C-tagged AaLS particles trimers were purified using a three-step protocol on an ÄKTA Avant 25 system (Cytiva, Uppsala, Sweden). Briefly, 0.22 µm filtered supernatant was applied to a 5 mL capture Select C-tag XL column (Thermo Fisher Scientific, Bleiswijk, The Netherlands) equilibrated in PBS pH 7.4 (1×, Gibco, Thermo Fisher Scientific, Bleis-wijk, The Netherlands). Then, the column was washed with PBS, and the protein was eluted with 20 mM Tris, 2 M MgCl2, pH 7.0 and 1:1 diluted with 20 mM Tris, pH 8.0 to lower the MgCl2 concentration. The obtained protein was concentrated using an Amicon Ultra 15 50-kDa cutoff filter (Millipore, Merck Life Science, Amsterdam, The Netherlands) prior to further purification via size exclusion chromatography. The protein was applied on a HiLoad Superdex 200 16/600 column (Cytiva, Uppsala, Sweden) equilibrated in 20 mM Tris, 75 mM NaCl, pH 7.4, and all fractions containing high molecular weight protein were pooled and concentrated using an Amicon Ultra 15 50-kDa cutoff filter. Subsequently, the protein was applied to a Superose 6 10/300 GL column (Cytiva, Uppsala, Sweden) equilibrated in 20 mM Tris, 75 mM NaCl, pH 7.4, and monodisperse fractions were pooled. Sucrose was added to a final concentration of 5%, and the pool was filtered (0.22 µm) to form the final product. Nanoparticles were either stored at 4 °C or snap frozen in liquid nitrogen for long term storage at −80 °C.

Activity —
Rewrite the paragraph of the passage on AaLS particle purification that begins "C-tagged AaLS particles trimers were purified" as a numbered list of steps, keeping its main facts. The lines after the passage on AaLS particle purification play no part in this exercise.

Data —
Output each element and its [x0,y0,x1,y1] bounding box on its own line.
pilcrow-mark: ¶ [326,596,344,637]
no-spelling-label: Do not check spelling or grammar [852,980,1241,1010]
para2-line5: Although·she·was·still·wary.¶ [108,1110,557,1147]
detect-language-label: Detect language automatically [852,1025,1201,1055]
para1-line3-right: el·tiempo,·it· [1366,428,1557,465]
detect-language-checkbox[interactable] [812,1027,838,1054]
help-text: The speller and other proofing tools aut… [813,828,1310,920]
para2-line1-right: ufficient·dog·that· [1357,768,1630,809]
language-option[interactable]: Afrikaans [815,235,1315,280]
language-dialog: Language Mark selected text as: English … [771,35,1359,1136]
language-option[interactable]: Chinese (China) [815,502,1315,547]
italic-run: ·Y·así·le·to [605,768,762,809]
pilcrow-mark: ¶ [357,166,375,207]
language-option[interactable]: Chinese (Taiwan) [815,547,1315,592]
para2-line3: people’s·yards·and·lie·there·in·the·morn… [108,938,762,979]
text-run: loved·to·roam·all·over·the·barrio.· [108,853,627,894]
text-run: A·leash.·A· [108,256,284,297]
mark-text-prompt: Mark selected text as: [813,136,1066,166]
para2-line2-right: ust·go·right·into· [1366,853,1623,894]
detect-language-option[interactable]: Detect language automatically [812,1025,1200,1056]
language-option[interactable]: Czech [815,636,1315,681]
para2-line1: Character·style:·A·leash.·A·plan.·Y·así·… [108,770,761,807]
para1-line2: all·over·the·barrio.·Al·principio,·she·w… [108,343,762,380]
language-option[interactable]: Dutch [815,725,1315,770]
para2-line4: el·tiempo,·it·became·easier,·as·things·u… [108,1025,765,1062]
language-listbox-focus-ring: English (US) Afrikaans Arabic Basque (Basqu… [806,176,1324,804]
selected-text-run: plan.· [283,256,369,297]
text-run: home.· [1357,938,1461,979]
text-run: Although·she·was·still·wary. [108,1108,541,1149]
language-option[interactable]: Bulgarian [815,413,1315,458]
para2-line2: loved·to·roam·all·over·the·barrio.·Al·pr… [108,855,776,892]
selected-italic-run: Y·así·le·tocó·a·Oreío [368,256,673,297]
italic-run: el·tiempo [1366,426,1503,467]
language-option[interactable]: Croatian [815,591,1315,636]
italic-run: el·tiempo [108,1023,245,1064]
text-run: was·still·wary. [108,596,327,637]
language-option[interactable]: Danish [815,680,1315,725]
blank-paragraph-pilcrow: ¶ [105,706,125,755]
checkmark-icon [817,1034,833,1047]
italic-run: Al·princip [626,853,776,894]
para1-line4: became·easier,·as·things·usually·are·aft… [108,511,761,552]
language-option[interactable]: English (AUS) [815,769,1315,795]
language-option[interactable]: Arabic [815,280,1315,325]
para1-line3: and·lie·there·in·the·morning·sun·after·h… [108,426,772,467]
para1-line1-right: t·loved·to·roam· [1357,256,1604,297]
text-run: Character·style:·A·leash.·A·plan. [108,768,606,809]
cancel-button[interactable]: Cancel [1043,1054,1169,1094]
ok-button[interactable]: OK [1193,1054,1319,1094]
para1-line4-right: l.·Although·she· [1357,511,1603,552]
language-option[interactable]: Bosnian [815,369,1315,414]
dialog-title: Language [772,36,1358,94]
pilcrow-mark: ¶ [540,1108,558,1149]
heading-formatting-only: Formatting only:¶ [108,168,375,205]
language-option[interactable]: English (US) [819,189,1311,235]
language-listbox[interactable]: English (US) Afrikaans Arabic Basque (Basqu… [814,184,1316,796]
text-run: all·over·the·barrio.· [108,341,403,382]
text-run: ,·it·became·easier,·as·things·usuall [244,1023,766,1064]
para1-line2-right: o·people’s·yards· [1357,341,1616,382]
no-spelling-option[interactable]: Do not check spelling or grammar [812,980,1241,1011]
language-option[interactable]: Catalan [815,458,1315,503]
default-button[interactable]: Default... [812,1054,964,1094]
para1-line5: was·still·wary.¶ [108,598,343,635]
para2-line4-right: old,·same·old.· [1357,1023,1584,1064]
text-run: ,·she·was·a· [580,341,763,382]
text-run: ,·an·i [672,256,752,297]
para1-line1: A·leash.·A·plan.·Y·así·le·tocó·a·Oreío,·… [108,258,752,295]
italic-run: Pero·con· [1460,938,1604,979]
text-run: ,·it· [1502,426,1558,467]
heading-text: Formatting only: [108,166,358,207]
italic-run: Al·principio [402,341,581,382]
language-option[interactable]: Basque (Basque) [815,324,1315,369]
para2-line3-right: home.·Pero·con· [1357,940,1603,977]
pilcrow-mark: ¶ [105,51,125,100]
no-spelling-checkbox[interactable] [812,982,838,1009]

Expected answer —
Three-step purification of C-tagged AaLS trimers on an ÄKTA Avant 25 system:
1. Load the 0.22 µm filtered supernatant onto a 5 mL capture Select C-tag XL column equilibrated in PBS pH 7.4.
2. Wash the column with PBS. Elute with 20 mM Tris, 2 M MgCl2, pH 7.0, then dilute 1:1 with 20 mM Tris, pH 8.0 to lower the MgCl2 concentration.
3. Concentrate the protein with an Amicon Ultra 15 50-kDa cutoff filter.
4. Run size exclusion chromatography on a HiLoad Superdex 200 16/600 column in 20 mM Tris, 75 mM NaCl, pH 7.4. Pool all fractions containing high molecular weight protein and concentrate them the same way.
5. Apply the protein to a Superose 6 10/300 GL column in the same buffer, and pool the monodisperse fractions.
6. Add sucrose to 5% and filter the pool (0.22 µm) to give the final product.
7. Store at 4 °C, or snap freeze in liquid nitrogen for long-term storage at −80 °C.